**Aim:**
Isolate every line in the data with the string "name" and copy it.

[Records to use start]

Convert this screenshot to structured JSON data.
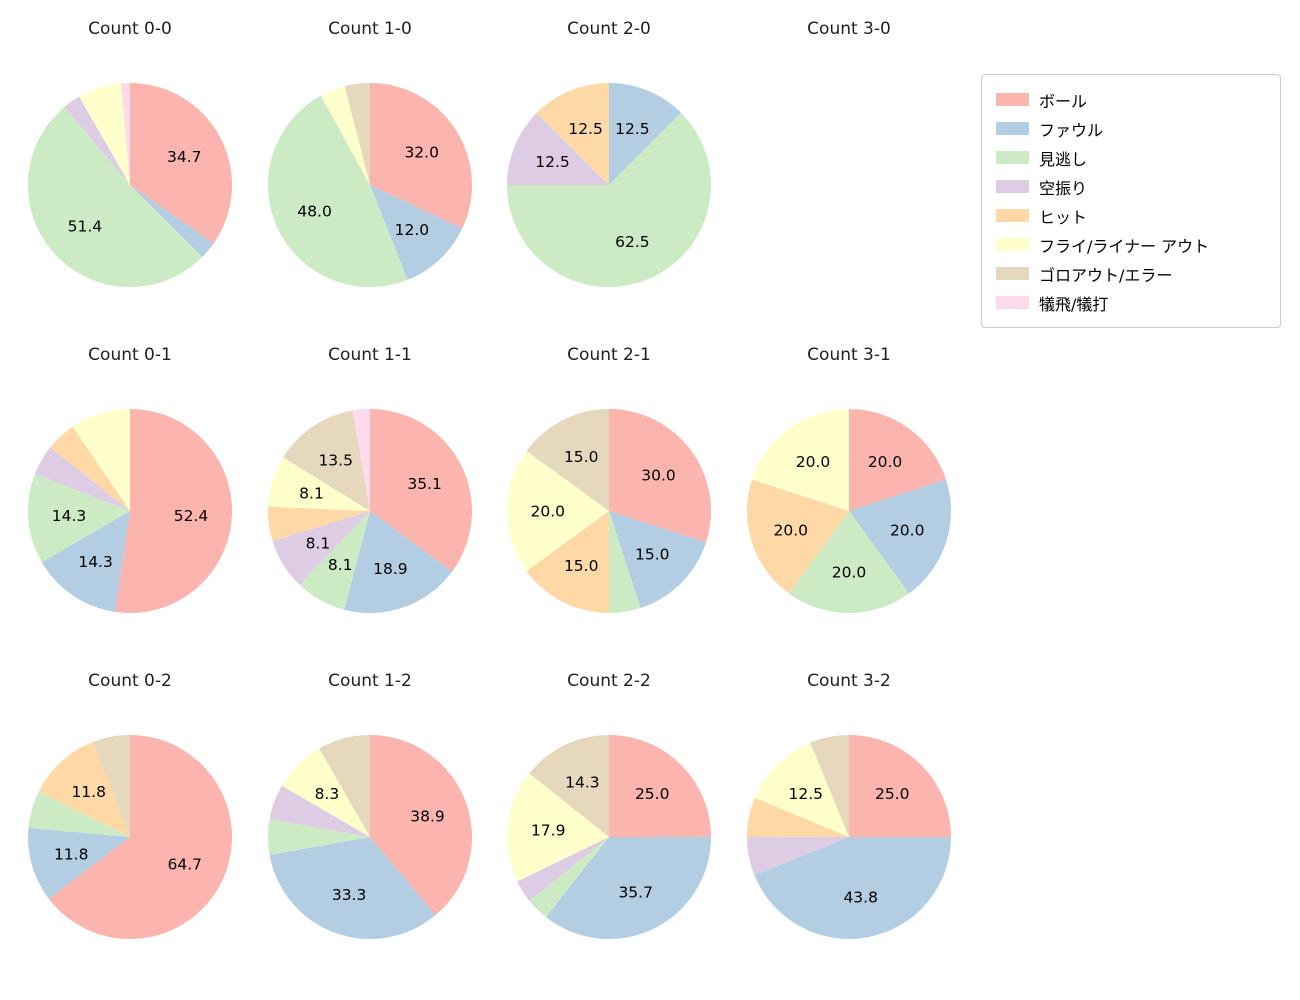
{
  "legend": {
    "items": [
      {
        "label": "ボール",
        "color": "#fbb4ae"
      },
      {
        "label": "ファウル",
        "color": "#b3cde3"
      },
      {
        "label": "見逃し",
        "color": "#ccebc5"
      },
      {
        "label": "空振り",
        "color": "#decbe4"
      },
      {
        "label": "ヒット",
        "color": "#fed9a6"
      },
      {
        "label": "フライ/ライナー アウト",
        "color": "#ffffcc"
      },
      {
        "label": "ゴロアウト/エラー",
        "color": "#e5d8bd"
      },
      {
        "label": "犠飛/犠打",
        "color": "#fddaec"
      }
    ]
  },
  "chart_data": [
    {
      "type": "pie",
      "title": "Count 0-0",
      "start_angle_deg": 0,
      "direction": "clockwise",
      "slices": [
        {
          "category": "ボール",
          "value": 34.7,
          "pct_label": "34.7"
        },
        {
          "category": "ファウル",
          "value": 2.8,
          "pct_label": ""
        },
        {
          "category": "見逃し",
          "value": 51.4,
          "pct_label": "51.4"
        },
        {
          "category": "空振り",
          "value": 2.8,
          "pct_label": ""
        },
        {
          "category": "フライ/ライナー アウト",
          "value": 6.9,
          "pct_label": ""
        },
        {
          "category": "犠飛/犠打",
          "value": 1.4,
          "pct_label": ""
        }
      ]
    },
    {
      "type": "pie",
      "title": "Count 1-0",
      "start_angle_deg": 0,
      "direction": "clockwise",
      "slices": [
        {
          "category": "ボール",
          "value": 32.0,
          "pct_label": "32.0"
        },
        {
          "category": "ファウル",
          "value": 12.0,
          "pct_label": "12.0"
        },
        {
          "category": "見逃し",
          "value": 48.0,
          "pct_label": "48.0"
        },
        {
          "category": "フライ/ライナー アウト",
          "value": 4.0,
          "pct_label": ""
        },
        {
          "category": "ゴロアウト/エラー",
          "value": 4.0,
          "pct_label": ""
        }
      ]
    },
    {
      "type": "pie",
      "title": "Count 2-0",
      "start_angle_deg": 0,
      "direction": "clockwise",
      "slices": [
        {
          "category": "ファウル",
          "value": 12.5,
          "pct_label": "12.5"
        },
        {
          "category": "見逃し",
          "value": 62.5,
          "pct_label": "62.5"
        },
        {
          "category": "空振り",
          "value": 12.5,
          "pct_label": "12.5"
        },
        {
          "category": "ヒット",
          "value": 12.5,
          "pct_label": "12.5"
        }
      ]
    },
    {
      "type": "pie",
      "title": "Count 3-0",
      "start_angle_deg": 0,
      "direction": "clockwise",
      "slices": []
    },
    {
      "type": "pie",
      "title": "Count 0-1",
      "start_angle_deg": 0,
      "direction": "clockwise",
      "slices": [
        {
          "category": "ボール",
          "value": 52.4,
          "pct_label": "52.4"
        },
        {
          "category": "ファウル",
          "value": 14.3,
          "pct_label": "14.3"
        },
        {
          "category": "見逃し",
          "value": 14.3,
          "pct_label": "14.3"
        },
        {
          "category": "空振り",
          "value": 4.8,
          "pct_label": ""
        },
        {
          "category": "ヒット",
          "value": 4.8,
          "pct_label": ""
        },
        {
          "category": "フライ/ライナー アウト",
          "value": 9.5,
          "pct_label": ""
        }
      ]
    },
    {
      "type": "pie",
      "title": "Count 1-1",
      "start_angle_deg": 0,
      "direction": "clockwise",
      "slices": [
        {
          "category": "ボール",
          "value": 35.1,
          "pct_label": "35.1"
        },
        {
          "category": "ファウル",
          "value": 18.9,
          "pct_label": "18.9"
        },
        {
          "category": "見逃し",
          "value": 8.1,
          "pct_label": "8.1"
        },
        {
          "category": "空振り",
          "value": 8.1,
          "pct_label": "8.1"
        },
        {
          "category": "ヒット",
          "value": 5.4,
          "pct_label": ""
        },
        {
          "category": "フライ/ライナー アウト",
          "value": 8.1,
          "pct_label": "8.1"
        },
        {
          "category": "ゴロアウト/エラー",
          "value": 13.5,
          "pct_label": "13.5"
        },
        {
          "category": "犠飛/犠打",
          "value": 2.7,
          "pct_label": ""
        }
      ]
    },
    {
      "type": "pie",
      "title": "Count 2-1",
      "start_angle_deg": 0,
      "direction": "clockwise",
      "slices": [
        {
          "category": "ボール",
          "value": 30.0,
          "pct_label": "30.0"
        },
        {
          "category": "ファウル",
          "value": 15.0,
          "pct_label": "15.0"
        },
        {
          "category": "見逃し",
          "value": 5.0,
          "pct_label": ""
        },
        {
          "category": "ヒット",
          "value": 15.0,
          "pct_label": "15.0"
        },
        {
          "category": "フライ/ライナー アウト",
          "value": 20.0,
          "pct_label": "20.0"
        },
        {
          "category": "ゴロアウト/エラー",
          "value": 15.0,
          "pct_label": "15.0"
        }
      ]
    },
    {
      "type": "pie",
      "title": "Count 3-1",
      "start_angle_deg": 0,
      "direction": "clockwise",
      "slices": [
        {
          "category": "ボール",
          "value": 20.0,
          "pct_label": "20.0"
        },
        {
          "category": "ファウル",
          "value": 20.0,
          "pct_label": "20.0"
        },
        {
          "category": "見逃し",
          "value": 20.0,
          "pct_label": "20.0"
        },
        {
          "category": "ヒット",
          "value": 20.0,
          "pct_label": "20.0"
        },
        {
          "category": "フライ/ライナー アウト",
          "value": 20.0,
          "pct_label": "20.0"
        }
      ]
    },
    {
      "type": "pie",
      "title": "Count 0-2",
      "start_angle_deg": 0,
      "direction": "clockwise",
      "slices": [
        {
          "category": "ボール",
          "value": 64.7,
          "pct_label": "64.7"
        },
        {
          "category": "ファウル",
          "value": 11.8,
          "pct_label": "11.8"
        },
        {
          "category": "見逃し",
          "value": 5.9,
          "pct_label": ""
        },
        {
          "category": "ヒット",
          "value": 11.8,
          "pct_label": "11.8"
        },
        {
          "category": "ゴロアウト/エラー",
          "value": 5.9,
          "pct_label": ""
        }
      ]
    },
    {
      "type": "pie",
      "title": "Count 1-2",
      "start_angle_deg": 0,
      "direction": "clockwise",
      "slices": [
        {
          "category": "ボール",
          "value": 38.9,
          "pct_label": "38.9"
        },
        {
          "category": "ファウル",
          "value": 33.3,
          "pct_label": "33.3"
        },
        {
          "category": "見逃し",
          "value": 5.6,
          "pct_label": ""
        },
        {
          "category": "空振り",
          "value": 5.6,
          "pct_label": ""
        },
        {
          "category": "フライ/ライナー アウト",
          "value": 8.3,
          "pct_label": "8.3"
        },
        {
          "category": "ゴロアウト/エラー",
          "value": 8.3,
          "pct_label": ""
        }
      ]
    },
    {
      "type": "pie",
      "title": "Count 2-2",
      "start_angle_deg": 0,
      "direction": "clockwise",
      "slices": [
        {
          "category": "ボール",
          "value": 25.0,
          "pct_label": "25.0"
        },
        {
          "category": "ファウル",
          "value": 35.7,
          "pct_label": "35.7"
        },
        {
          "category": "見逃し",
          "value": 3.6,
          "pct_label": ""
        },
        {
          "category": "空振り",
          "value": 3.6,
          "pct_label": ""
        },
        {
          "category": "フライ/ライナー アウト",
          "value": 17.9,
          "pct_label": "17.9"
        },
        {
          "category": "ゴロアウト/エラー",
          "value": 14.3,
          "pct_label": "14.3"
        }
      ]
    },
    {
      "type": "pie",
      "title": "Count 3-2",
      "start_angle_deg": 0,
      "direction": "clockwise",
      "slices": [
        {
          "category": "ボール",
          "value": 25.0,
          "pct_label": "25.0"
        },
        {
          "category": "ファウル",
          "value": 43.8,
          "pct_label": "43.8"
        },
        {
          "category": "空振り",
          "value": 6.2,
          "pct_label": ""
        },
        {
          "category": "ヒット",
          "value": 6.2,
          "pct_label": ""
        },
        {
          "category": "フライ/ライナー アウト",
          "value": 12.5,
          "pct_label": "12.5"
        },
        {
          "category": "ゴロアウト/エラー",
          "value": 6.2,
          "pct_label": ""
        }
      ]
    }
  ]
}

[Records to use end]
[Records to use start]

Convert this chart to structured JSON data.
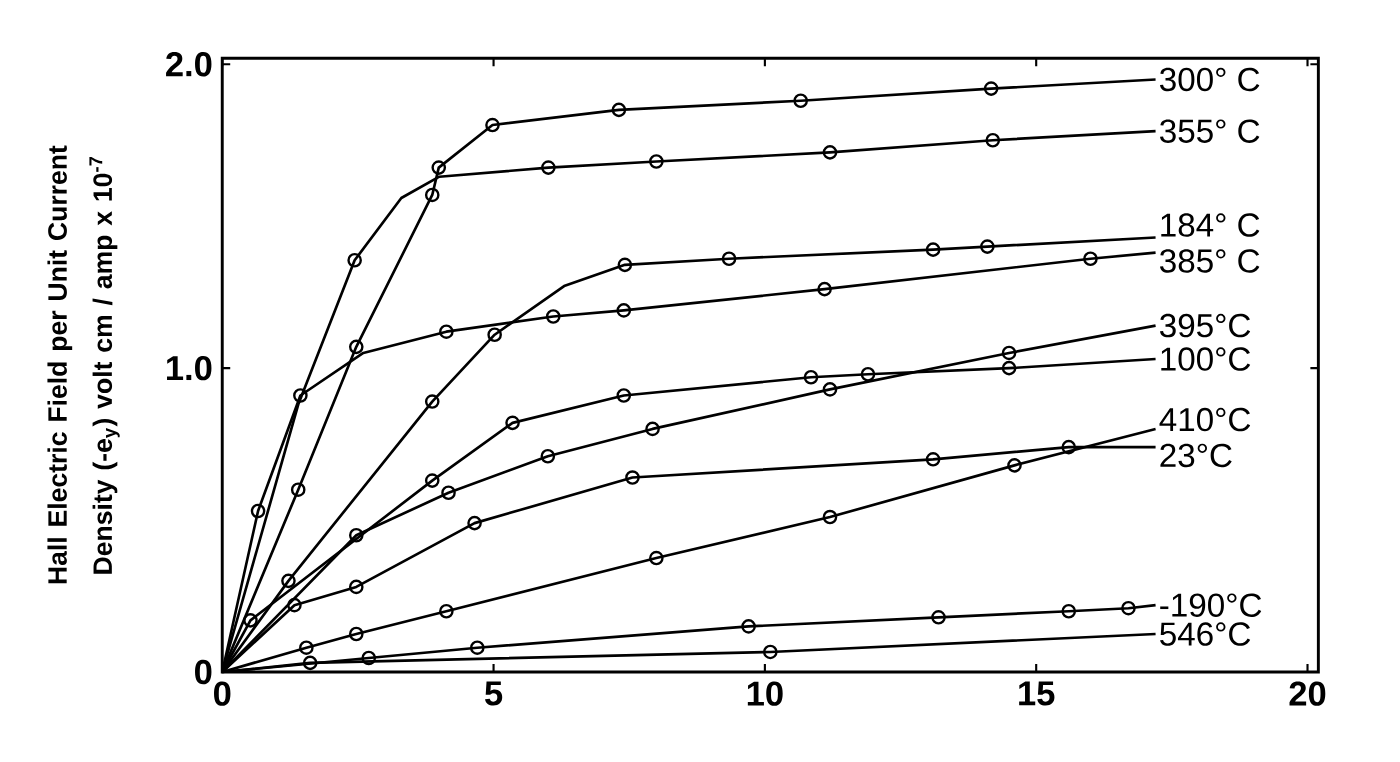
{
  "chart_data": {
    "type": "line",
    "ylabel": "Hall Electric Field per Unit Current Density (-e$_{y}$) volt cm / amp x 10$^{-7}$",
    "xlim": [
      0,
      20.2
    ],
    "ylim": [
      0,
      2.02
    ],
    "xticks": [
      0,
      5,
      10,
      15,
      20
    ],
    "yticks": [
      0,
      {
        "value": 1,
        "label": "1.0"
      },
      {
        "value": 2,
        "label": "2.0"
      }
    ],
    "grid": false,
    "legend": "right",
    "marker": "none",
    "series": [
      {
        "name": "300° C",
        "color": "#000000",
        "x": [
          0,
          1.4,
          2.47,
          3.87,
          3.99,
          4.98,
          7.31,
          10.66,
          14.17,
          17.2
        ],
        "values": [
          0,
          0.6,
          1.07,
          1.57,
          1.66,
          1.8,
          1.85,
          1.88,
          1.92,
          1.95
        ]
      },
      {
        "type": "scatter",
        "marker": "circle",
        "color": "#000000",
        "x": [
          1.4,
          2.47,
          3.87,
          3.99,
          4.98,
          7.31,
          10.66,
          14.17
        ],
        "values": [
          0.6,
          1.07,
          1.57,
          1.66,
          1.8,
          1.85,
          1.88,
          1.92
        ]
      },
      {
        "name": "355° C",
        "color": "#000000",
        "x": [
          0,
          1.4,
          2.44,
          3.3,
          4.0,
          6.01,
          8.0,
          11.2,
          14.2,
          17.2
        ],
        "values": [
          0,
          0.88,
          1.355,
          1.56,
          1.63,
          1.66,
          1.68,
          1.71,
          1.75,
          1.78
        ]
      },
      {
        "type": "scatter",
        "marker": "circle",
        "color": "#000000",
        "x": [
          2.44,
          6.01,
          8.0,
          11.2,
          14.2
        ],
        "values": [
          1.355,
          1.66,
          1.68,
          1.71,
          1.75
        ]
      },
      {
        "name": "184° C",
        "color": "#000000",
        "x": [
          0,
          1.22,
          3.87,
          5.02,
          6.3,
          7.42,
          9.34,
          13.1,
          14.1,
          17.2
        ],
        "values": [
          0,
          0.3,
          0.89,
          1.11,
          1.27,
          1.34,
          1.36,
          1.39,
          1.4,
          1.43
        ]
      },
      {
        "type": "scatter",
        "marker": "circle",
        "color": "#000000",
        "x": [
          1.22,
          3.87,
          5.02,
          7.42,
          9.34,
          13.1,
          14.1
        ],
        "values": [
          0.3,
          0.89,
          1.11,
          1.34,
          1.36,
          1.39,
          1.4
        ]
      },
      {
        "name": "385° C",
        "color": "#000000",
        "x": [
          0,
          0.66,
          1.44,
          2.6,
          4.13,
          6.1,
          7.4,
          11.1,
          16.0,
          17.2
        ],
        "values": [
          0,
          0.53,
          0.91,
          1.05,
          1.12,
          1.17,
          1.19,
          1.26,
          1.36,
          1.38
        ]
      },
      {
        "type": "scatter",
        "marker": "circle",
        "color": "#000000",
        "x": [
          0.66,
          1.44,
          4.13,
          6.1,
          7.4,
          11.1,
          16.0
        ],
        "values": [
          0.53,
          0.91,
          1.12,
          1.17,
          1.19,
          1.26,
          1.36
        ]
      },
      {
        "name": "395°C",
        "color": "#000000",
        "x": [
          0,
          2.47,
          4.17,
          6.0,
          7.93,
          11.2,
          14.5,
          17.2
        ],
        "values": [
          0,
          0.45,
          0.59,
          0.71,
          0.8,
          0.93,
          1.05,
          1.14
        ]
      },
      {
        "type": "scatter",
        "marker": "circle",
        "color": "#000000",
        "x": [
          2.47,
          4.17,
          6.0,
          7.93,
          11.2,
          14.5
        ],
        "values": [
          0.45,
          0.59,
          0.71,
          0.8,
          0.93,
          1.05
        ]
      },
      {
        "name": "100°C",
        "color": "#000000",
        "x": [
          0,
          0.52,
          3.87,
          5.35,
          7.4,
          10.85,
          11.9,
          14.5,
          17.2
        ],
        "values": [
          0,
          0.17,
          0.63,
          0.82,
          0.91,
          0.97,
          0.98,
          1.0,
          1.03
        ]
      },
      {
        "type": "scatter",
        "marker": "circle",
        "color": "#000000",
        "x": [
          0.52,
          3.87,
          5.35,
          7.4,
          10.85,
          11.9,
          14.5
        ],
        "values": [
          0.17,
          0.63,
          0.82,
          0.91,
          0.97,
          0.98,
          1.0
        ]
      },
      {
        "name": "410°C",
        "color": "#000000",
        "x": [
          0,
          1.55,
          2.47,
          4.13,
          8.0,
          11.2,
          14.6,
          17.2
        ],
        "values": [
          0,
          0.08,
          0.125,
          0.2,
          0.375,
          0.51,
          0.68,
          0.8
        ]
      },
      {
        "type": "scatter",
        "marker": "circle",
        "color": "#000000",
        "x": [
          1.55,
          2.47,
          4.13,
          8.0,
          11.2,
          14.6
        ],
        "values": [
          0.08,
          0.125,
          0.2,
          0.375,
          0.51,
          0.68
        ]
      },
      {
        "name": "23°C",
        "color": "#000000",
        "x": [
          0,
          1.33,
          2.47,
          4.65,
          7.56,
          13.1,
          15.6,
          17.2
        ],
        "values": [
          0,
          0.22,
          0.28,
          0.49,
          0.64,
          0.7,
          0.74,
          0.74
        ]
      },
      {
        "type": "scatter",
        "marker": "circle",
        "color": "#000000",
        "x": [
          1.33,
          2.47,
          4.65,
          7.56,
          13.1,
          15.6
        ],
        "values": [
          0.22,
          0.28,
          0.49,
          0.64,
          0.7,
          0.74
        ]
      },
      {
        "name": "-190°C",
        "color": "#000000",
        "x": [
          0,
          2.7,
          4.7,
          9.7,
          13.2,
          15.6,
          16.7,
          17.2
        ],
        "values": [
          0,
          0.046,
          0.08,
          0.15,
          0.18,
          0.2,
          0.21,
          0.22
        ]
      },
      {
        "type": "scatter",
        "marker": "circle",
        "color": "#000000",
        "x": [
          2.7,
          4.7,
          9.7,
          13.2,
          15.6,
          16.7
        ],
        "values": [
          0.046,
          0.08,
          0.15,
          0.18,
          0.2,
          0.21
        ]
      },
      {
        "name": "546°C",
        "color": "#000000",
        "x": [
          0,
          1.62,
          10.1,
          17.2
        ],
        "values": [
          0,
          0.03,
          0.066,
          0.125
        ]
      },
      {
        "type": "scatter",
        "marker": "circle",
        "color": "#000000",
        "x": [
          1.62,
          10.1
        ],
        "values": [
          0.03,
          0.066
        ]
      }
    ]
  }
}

[Records to use end]

**Response for this exercise:**
        "name": "300° C",
        "name": "355° C",
        "name": "184° C",
        "name": "385° C",
        "name": "395°C",
        "name": "100°C",
        "name": "410°C",
        "name": "23°C",
        "name": "-190°C",
        "name": "546°C",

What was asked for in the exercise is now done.